■ **FRAGMENTO DE ORIGEN**
··········
Empecé a escribir estas reflexiones pocos días antes de que Galicia empezará a arder. Dudaba si publicarlas por su amargura y pesimismo … ahora pienso que la realidad ha vuelto a superar mis peores presagios.
La destrucción de los espacios públicos
Vivimos en un país en que miles de muros separan bosques, matorrales y prados; con una propiedad de la tierra atomizada que subrayamos a cada metro con una nueva barrera. A muchos visitantes les sorprenderá que tras la inmensa mayoría de esos muros no haya “nada” de valor, nada susceptible de ser robado. Sólo tierra, plantas, animales. Esos muros tienen una enorme utilidad como apoyos para la acumulacion de basura en las cunetas … y como barrera para la movilidad. Posiblemente quien consiga explicar las razones de esa obsesión por los muros de los gallegos llegará a comprender las razones profundas de su forma de ser.
Al lado de esos mil muros, fruto de un callado, intenso e inútil esfuerzo, discurren caminos y carreteras, casi siempre en ínfimas condiciones y que, en invierno, sólo son utilizables por conductores avezados.
Vivimos en el país con más metros de carretera per cápita y con menos metros de aceras per cápita. Vivimos en un país donde los arcenes, el único hábitat donde el peatón puede sobrevivir precariamente, son el paraíso de los automóviles.
··········
■ **MATERIAL EXTRAÍDO**
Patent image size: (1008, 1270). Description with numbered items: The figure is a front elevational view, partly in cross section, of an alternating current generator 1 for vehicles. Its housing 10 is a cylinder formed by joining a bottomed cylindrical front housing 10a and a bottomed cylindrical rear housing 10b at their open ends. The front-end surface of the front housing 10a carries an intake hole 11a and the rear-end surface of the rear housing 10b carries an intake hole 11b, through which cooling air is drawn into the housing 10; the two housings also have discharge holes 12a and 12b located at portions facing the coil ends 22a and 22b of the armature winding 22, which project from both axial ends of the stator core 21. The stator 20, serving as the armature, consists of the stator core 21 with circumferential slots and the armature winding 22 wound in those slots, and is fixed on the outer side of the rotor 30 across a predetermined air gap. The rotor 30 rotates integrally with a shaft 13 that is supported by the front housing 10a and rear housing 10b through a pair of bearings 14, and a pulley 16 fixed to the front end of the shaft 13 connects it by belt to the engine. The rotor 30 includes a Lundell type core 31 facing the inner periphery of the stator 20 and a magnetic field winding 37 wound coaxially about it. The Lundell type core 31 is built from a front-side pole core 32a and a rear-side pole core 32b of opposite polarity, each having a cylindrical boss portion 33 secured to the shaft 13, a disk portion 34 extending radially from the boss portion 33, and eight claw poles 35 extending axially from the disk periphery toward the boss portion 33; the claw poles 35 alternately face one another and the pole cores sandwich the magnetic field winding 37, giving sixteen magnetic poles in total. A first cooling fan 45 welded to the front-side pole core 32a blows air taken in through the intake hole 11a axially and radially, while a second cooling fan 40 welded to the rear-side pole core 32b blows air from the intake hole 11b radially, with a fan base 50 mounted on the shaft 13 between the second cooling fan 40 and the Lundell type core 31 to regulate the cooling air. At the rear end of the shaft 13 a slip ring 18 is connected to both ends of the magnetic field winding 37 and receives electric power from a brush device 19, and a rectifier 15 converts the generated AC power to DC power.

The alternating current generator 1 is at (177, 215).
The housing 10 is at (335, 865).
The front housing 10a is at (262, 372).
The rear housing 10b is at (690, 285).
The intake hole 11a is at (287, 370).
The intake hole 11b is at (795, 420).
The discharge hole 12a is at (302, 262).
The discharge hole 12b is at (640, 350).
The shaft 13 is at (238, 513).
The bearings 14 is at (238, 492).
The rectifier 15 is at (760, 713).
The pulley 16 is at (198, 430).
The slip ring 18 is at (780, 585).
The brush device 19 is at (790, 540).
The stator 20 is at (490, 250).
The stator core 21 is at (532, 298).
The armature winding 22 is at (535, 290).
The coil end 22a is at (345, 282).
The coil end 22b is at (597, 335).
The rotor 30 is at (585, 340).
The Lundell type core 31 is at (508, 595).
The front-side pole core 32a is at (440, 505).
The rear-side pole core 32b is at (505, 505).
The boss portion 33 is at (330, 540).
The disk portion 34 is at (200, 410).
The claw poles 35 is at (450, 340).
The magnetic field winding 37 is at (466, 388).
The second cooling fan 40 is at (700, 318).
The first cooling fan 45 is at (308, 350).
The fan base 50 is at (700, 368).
··········
■ **PARTES DEL EJERCICIO**
A – Según el fragmento sobre Galicia, ¿qué hay tras la inmensa mayoría de los muros que separan bosques, matorrales y prados?
B – En el fragmento sobre Galicia, ¿por qué dudaba el autor si publicar sus reflexiones?
C – Retoma el fragmento sobre Galicia y continúalo a partir de su última oración.
Las filas no tienen relación con el fragmento sobre Galicia.

■ **RESULTADOS**
A – Solo tierra, plantas y animales, nada de valor que pueda ser robado.

B – Dudaba por la amargura y el pesimismo de esas reflexiones, que empezó a escribir pocos días antes de que Galicia empezara a arder.

C –
Vivimos en un país preocupado por la limpieza de bosques que casi ningún ciudadano visita, pero indolente con la basura que se acomoda en los arcenes y en muchas papeleras y contenedores que ya no recuerdan la última vez que se vaciaron.
Vivimos en un país sin espacios públicos, donde se construye en todas las esquinas cercanas a la costa. Así podrán visitarnos más gente que de este modo podrá descubrir que es prácticamente imposible salir de casa sin jugarse la vida en un arcén o sin luchar por un metro cuadrado para aparcar su coche.
El paisaje
Vivimos en un país con paisajes costeros repoblados con eucaliptos y pinos de los que, increíblemente, nos sentimos orgullosos por su verdor y frondosidad. Nunca tan poco, un color, significó tanto. El orgullo con que se vanaglorian muchos de este paisaje pseudo-natural sólo se puede entender por una ignorancia que nace de dos razones. Se desconocen otros paísajes verdes y realmente bien conservados del norte peninsular (Asturias, Cantabria, País Vasco, Navarra, La Rioja …), tan cerca geográficamente pero tan alejados de una sociedad ensimismada en si misma. Además, no existe la capacidad de reconocer la belleza de “lo diferente”; cuanto desprecio se escucha hacia la meseta castellana por su monotonía horizontal y cromática y cuanto orgullo por la monotonía horizontal y cromática del mar gallego. Incomprensible, a no ser que de nuevo el color sea lo importante y el azul océanico se considere mucho más estético que los ocres mesetarios.
Nos hacemos cruces pensando que es inconcebible que la España mediterránea haya “destruido” gran parte de su costa, cuando, en realidad, la ocupación del litoral es superior en Galicia, aún antes de la nueva ola de urbanización que se avecina, que todos denuncian públicamente y casi todos desean íntimamente, al menos en las tierras de su propiedad.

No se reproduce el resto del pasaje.